[Start ENTRIES SHOWN]
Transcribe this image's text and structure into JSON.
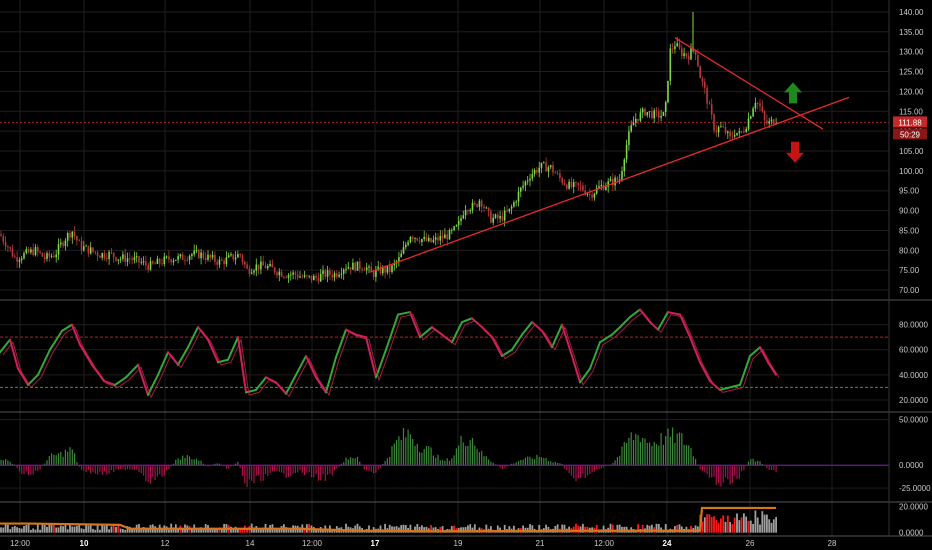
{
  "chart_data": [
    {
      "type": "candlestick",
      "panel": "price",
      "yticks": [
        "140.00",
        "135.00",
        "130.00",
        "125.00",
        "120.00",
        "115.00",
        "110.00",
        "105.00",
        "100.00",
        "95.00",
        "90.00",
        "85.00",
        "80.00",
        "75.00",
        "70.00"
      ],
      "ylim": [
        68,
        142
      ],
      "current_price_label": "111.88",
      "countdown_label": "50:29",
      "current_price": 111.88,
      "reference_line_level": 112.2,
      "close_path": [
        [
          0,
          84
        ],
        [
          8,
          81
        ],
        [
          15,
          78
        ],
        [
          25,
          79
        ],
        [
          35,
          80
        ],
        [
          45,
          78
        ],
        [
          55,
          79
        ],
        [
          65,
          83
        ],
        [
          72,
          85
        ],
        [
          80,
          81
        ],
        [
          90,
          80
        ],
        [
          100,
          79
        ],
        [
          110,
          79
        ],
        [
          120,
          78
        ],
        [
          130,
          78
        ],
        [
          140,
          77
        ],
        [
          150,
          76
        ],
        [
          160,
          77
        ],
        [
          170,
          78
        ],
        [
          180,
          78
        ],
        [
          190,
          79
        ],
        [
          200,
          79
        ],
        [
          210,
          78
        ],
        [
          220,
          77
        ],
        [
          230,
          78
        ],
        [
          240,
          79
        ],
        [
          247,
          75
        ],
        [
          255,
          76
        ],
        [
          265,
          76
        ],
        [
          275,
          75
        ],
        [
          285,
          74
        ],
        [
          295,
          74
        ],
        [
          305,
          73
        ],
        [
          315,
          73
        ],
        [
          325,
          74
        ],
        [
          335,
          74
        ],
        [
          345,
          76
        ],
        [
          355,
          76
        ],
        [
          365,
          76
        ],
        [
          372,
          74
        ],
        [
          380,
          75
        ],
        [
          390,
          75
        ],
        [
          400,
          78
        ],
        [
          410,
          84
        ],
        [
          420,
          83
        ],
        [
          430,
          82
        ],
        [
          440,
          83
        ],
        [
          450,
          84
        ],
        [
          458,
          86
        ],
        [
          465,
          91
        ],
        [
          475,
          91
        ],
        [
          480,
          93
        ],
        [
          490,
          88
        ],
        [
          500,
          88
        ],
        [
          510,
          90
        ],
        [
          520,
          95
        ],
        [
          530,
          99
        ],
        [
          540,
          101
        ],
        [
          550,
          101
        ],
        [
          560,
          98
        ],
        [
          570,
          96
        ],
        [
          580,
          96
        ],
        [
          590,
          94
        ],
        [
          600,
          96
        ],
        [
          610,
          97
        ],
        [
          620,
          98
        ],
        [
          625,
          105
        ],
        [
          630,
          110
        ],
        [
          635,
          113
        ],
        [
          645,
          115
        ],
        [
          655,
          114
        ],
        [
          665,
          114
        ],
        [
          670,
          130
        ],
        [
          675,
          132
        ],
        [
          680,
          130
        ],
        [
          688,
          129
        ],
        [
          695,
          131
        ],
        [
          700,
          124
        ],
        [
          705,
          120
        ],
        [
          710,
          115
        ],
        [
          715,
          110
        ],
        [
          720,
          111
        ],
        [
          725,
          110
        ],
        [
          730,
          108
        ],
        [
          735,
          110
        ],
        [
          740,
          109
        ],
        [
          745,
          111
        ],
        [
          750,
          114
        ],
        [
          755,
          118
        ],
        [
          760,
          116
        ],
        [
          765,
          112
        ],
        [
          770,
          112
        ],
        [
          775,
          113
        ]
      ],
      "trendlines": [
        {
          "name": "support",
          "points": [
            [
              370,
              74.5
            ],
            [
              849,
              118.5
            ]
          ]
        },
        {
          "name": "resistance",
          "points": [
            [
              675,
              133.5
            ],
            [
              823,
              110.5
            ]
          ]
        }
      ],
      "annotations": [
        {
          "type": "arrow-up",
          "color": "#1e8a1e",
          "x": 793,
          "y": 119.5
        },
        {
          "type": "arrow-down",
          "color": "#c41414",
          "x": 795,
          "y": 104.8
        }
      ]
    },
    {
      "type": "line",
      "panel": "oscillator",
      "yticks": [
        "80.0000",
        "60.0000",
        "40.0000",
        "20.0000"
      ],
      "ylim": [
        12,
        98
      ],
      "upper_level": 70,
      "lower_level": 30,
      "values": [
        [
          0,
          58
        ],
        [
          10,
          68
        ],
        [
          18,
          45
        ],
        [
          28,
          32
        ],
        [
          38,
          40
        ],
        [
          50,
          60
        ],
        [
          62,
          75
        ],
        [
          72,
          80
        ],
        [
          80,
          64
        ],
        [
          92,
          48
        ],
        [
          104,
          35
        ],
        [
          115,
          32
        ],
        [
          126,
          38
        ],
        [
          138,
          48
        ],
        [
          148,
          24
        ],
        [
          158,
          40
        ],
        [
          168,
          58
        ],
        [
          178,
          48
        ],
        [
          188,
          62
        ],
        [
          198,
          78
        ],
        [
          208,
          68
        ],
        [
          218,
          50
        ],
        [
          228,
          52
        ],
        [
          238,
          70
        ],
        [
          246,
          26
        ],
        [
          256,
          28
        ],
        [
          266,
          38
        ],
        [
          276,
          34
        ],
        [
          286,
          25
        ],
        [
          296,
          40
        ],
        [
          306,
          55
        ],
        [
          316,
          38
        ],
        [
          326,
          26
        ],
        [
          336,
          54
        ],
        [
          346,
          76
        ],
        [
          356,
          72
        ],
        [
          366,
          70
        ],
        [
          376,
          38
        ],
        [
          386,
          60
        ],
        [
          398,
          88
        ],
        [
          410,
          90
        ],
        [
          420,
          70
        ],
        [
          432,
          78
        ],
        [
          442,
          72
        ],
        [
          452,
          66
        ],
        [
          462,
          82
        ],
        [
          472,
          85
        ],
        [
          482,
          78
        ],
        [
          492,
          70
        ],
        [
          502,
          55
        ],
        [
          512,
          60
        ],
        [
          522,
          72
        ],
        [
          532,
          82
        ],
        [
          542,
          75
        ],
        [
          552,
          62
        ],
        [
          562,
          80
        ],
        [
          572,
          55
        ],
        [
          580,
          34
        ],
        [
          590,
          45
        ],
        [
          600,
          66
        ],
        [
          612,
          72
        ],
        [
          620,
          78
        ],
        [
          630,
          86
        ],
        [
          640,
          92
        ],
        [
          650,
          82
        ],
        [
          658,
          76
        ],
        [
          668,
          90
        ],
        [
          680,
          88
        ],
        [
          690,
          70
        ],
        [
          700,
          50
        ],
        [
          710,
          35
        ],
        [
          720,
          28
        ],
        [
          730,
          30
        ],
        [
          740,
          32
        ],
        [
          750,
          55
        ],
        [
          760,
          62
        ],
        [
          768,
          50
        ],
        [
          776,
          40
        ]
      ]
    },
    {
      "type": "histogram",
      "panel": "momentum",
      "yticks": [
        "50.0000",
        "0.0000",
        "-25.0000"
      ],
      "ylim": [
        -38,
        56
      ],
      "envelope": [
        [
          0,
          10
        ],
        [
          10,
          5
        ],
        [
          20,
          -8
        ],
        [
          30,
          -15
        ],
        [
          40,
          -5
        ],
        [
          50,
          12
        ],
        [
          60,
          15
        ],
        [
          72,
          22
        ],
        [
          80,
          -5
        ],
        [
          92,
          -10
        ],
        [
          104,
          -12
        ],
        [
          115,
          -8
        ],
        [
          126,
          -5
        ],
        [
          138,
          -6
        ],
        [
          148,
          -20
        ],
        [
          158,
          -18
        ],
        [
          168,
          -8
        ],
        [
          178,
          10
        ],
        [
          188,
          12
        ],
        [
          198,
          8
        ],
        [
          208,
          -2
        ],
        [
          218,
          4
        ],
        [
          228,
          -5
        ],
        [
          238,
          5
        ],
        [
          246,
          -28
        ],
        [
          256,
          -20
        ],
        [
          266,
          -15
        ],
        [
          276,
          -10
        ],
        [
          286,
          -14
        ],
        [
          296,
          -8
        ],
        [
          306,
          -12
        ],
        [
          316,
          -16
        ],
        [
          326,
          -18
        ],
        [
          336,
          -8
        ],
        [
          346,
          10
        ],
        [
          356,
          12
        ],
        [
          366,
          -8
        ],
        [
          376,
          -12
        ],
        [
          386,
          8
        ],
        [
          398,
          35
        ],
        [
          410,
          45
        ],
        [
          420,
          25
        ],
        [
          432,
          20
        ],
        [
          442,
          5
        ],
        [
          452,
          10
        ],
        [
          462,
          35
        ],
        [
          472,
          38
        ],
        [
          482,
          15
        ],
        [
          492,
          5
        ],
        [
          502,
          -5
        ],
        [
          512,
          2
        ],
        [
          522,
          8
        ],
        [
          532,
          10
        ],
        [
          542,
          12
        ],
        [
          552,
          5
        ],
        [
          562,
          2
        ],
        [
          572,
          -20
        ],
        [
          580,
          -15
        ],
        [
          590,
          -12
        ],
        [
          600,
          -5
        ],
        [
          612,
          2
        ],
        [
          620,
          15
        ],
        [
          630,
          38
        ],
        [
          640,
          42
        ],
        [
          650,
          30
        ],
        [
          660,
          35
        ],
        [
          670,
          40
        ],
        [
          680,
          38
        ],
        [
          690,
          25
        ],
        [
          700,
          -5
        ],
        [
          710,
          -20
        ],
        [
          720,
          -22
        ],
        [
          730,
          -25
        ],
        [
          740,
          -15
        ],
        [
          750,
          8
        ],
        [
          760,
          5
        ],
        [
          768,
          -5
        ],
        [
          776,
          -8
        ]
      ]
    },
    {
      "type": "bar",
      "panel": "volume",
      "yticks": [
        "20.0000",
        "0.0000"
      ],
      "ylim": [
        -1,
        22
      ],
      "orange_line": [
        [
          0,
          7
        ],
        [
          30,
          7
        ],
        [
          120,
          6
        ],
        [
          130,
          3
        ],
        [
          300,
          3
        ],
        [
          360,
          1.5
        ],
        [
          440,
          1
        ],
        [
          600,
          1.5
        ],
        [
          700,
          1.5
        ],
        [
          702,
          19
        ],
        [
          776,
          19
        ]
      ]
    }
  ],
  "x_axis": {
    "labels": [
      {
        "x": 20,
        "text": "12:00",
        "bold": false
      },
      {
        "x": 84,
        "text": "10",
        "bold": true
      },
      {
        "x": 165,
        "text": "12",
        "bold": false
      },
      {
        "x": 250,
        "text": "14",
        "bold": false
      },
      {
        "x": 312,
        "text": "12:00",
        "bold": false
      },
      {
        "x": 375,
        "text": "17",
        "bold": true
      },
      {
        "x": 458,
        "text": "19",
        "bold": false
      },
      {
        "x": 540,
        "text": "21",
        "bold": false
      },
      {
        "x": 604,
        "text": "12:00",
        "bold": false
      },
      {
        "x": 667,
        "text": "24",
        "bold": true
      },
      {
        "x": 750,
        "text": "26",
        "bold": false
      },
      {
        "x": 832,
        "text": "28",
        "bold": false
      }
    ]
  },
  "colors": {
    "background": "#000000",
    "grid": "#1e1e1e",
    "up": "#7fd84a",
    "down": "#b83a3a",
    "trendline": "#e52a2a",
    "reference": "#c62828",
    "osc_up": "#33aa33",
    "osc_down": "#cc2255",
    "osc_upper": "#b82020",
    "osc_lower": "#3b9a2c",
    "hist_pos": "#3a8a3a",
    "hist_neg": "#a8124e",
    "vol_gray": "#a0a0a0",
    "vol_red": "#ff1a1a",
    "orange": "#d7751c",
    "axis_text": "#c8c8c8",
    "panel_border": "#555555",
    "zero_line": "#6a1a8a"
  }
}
[End ENTRIES SHOWN]
[Start ENTRIES SHOWN]
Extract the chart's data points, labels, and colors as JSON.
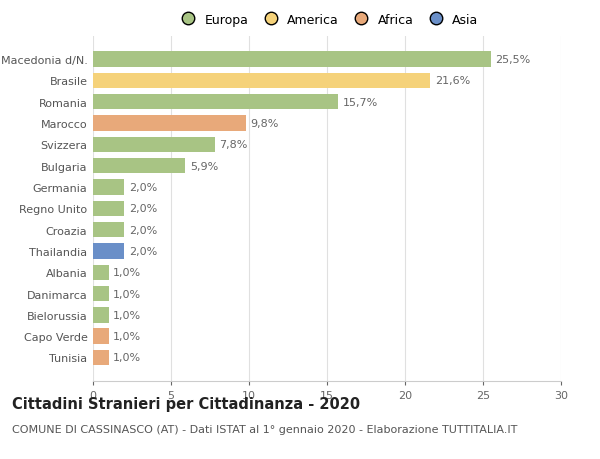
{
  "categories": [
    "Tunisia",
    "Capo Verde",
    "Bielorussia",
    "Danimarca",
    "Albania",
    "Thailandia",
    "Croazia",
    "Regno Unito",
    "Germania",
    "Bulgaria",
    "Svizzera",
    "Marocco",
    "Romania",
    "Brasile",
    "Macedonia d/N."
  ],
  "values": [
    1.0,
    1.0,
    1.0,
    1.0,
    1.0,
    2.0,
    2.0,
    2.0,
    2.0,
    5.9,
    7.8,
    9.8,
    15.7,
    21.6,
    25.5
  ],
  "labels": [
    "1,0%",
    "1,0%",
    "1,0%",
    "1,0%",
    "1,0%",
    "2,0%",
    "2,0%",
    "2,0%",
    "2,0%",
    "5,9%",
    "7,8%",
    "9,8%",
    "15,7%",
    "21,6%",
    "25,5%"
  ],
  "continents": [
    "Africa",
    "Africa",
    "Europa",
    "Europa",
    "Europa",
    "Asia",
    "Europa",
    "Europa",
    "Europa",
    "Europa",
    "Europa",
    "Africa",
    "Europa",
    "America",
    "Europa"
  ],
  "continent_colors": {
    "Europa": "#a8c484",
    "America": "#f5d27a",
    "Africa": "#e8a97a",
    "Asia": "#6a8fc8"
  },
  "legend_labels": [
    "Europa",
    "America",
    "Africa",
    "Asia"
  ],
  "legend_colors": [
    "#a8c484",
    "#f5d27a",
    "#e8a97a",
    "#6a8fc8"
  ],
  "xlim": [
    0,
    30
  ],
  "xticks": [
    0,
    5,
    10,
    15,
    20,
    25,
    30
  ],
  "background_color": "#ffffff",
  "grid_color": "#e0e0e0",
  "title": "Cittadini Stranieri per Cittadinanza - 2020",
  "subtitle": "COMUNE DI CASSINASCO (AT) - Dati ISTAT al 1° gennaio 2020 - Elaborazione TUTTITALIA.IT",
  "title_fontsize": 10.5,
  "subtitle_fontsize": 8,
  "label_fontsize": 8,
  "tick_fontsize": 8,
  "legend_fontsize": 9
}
[End ENTRIES SHOWN]
[Start ENTRIES SHOWN]
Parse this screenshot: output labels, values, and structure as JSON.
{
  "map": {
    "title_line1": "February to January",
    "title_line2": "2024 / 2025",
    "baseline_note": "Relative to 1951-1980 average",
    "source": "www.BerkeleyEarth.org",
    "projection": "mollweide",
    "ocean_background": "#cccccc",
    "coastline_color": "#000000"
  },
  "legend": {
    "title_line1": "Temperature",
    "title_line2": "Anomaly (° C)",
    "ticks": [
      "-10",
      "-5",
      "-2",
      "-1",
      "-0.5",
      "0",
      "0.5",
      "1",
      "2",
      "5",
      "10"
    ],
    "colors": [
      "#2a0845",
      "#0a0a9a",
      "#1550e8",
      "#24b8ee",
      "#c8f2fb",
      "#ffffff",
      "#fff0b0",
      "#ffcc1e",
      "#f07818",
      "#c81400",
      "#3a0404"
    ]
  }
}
[End ENTRIES SHOWN]
Find every line with "JSON" in the listing and state how many there are, nothing else.

3